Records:
## begin
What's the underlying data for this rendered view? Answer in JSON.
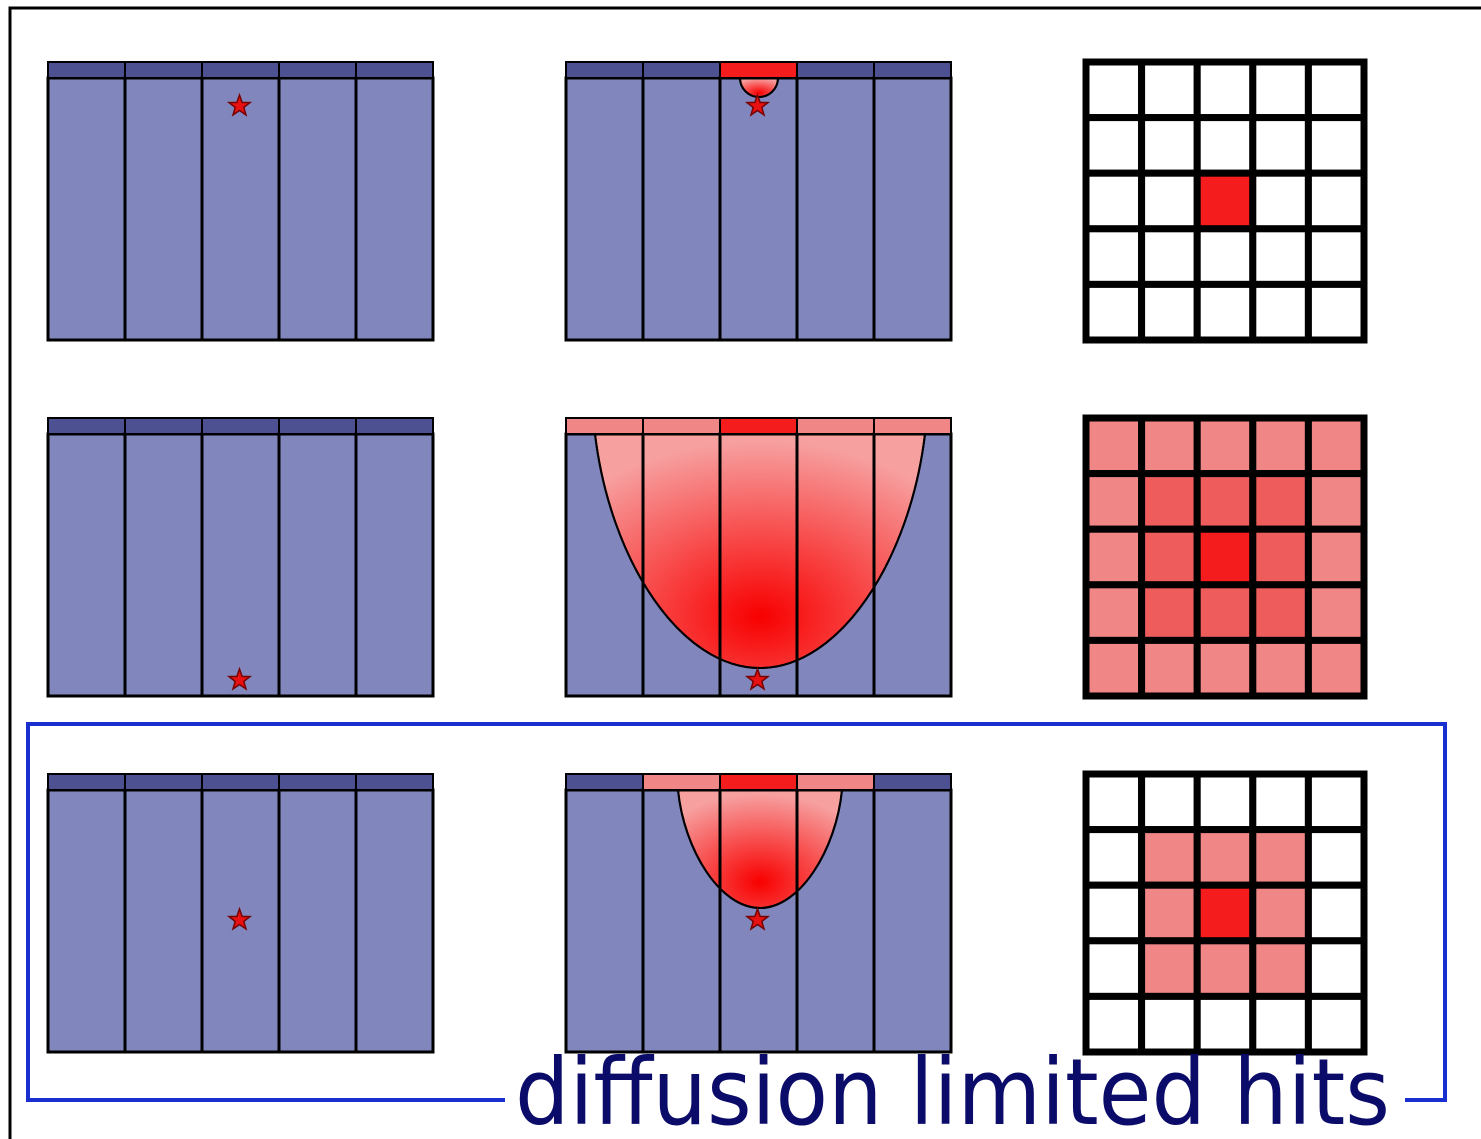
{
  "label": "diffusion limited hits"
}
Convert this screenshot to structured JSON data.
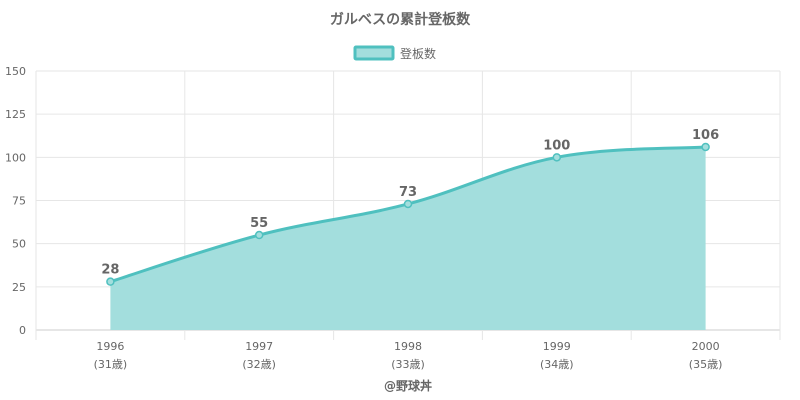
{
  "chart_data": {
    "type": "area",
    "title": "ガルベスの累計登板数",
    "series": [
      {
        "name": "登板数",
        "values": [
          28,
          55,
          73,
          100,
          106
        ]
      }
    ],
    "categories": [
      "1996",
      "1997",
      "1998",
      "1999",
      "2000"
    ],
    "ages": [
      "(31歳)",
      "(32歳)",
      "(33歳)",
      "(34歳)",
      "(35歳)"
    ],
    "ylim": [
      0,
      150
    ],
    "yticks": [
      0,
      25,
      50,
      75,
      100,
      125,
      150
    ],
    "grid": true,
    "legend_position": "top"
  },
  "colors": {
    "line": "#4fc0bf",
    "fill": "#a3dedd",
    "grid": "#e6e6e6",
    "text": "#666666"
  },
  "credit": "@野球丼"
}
## end
Task to complete: Generate a word-for-word copy of the preceding records, excluding all pictures.

Task output:
What's the underlying data for this rendered view? Answer in JSON.
{
  "label": "diffusion limited hits"
}
Convert this screenshot to structured JSON data.
{
  "chart_data": {
    "type": "area",
    "title": "ガルベスの累計登板数",
    "series": [
      {
        "name": "登板数",
        "values": [
          28,
          55,
          73,
          100,
          106
        ]
      }
    ],
    "categories": [
      "1996",
      "1997",
      "1998",
      "1999",
      "2000"
    ],
    "ages": [
      "(31歳)",
      "(32歳)",
      "(33歳)",
      "(34歳)",
      "(35歳)"
    ],
    "ylim": [
      0,
      150
    ],
    "yticks": [
      0,
      25,
      50,
      75,
      100,
      125,
      150
    ],
    "grid": true,
    "legend_position": "top"
  },
  "colors": {
    "line": "#4fc0bf",
    "fill": "#a3dedd",
    "grid": "#e6e6e6",
    "text": "#666666"
  },
  "credit": "@野球丼"
}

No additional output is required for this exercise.